### Data entries:
== == ==

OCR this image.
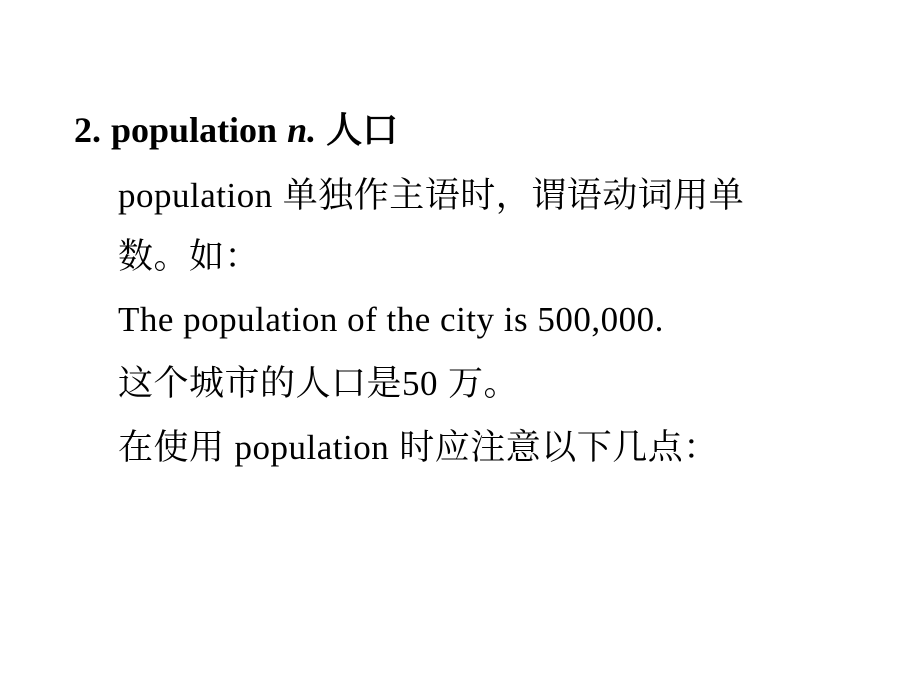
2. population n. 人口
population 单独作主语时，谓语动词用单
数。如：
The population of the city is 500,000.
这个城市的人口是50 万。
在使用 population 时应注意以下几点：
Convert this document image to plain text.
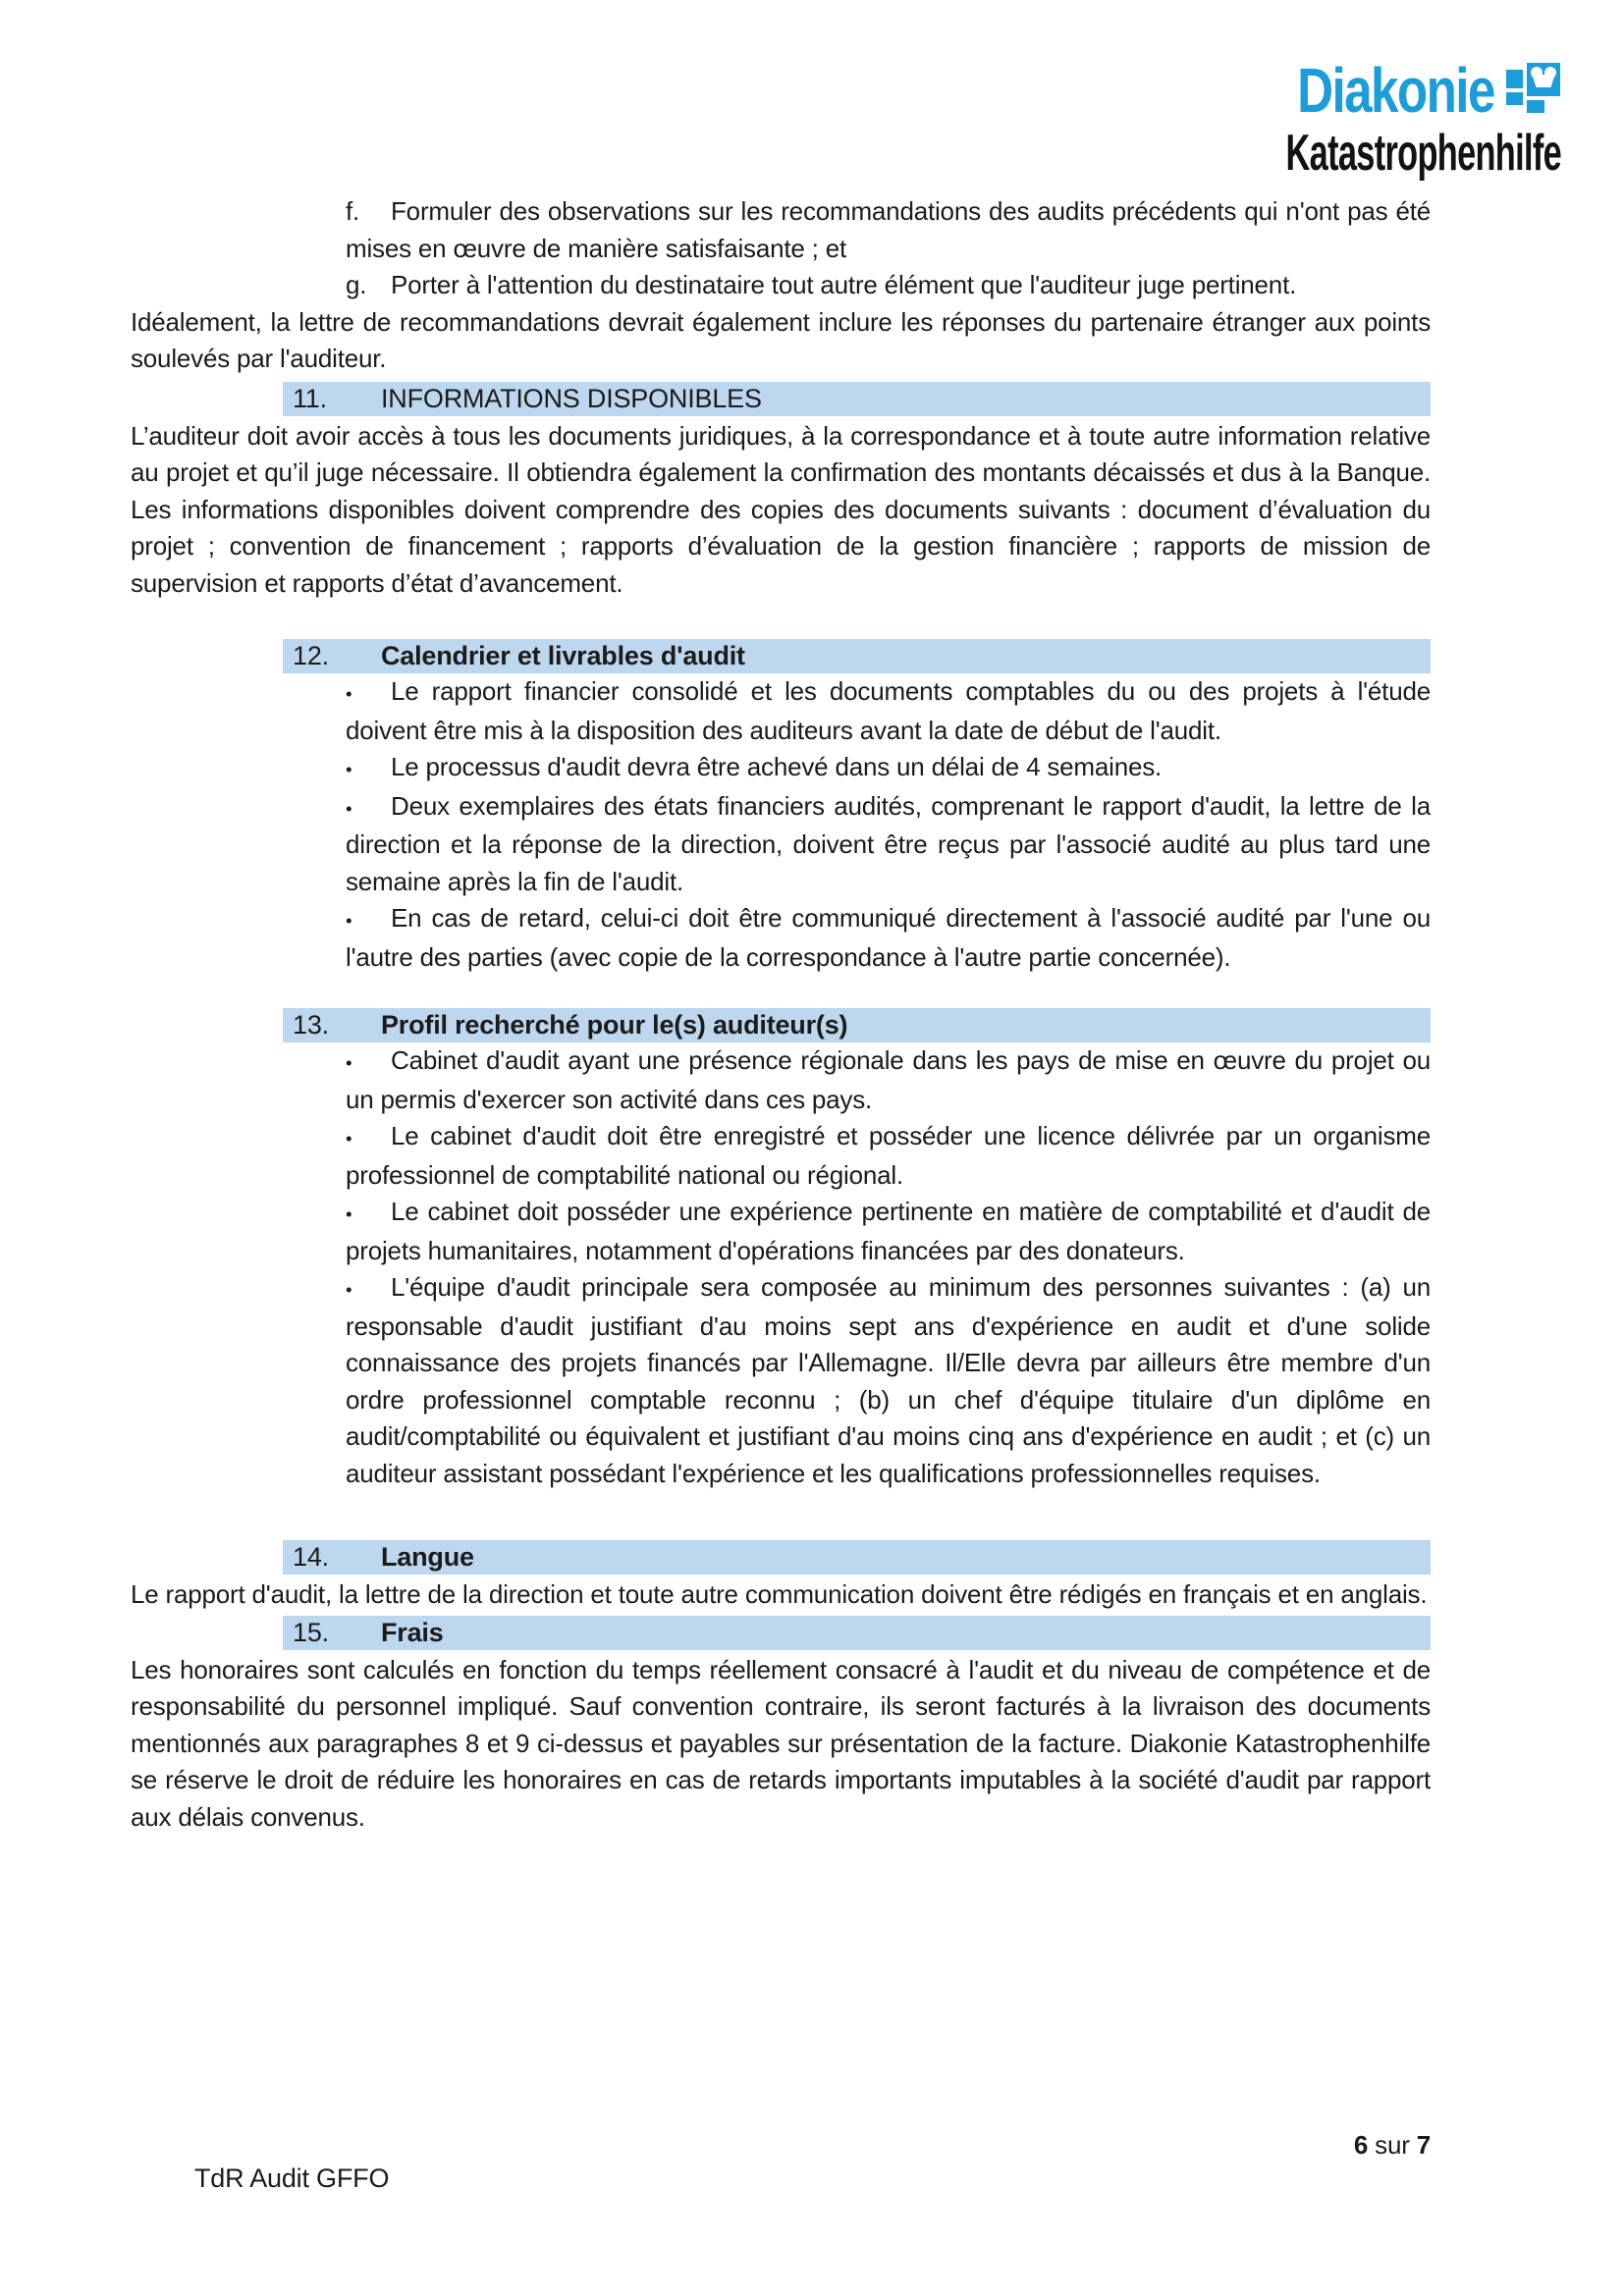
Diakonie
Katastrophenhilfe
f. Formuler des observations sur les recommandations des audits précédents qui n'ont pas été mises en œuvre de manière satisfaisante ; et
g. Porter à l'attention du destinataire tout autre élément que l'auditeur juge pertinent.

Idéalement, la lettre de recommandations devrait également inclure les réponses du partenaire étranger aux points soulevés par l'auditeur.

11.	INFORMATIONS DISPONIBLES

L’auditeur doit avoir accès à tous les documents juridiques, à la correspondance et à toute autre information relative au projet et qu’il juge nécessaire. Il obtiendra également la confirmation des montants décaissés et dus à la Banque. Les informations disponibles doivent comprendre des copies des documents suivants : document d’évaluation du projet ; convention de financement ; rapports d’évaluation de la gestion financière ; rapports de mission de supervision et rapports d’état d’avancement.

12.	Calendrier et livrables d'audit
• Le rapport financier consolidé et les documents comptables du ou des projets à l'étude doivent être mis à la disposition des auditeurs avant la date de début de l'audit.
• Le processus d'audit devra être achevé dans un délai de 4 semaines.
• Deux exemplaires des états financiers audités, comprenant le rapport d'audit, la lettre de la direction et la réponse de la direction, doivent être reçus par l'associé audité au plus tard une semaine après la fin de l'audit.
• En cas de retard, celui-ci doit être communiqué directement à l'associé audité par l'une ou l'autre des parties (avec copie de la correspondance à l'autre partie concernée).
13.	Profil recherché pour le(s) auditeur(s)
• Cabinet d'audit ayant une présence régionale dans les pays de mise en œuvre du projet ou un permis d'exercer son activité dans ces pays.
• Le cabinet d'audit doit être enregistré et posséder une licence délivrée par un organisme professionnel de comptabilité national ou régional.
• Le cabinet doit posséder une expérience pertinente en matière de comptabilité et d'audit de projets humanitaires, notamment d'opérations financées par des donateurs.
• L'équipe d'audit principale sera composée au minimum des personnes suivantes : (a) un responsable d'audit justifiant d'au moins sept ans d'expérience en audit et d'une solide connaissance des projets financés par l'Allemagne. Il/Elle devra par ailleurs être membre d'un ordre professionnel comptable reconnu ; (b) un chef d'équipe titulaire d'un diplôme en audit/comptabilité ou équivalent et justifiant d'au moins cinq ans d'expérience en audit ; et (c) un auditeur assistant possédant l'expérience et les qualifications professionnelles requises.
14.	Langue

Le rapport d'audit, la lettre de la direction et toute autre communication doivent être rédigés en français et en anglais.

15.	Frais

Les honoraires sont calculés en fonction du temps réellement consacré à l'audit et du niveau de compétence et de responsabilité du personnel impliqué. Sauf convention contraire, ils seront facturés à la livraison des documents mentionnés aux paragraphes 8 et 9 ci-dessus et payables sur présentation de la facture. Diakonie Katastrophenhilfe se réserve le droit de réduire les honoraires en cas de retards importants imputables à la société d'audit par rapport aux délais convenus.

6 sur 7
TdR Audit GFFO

== == ==

### Written request:
Print out the whole of the material word for word, without pictures.

### Solved exercise:
OCR this image.
2. population n. 人口
population 单独作主语时，谓语动词用单
数。如：
The population of the city is 500,000.
这个城市的人口是50 万。
在使用 population 时应注意以下几点：
Convert this document image to plain text.
Diakonie
Katastrophenhilfe
f. Formuler des observations sur les recommandations des audits précédents qui n'ont pas été mises en œuvre de manière satisfaisante ; et
g. Porter à l'attention du destinataire tout autre élément que l'auditeur juge pertinent.

Idéalement, la lettre de recommandations devrait également inclure les réponses du partenaire étranger aux points soulevés par l'auditeur.

11.	INFORMATIONS DISPONIBLES

L’auditeur doit avoir accès à tous les documents juridiques, à la correspondance et à toute autre information relative au projet et qu’il juge nécessaire. Il obtiendra également la confirmation des montants décaissés et dus à la Banque. Les informations disponibles doivent comprendre des copies des documents suivants : document d’évaluation du projet ; convention de financement ; rapports d’évaluation de la gestion financière ; rapports de mission de supervision et rapports d’état d’avancement.

12.	Calendrier et livrables d'audit
• Le rapport financier consolidé et les documents comptables du ou des projets à l'étude doivent être mis à la disposition des auditeurs avant la date de début de l'audit.
• Le processus d'audit devra être achevé dans un délai de 4 semaines.
• Deux exemplaires des états financiers audités, comprenant le rapport d'audit, la lettre de la direction et la réponse de la direction, doivent être reçus par l'associé audité au plus tard une semaine après la fin de l'audit.
• En cas de retard, celui-ci doit être communiqué directement à l'associé audité par l'une ou l'autre des parties (avec copie de la correspondance à l'autre partie concernée).
13.	Profil recherché pour le(s) auditeur(s)
• Cabinet d'audit ayant une présence régionale dans les pays de mise en œuvre du projet ou un permis d'exercer son activité dans ces pays.
• Le cabinet d'audit doit être enregistré et posséder une licence délivrée par un organisme professionnel de comptabilité national ou régional.
• Le cabinet doit posséder une expérience pertinente en matière de comptabilité et d'audit de projets humanitaires, notamment d'opérations financées par des donateurs.
• L'équipe d'audit principale sera composée au minimum des personnes suivantes : (a) un responsable d'audit justifiant d'au moins sept ans d'expérience en audit et d'une solide connaissance des projets financés par l'Allemagne. Il/Elle devra par ailleurs être membre d'un ordre professionnel comptable reconnu ; (b) un chef d'équipe titulaire d'un diplôme en audit/comptabilité ou équivalent et justifiant d'au moins cinq ans d'expérience en audit ; et (c) un auditeur assistant possédant l'expérience et les qualifications professionnelles requises.
14.	Langue

Le rapport d'audit, la lettre de la direction et toute autre communication doivent être rédigés en français et en anglais.

15.	Frais

Les honoraires sont calculés en fonction du temps réellement consacré à l'audit et du niveau de compétence et de responsabilité du personnel impliqué. Sauf convention contraire, ils seront facturés à la livraison des documents mentionnés aux paragraphes 8 et 9 ci-dessus et payables sur présentation de la facture. Diakonie Katastrophenhilfe se réserve le droit de réduire les honoraires en cas de retards importants imputables à la société d'audit par rapport aux délais convenus.

6 sur 7
TdR Audit GFFO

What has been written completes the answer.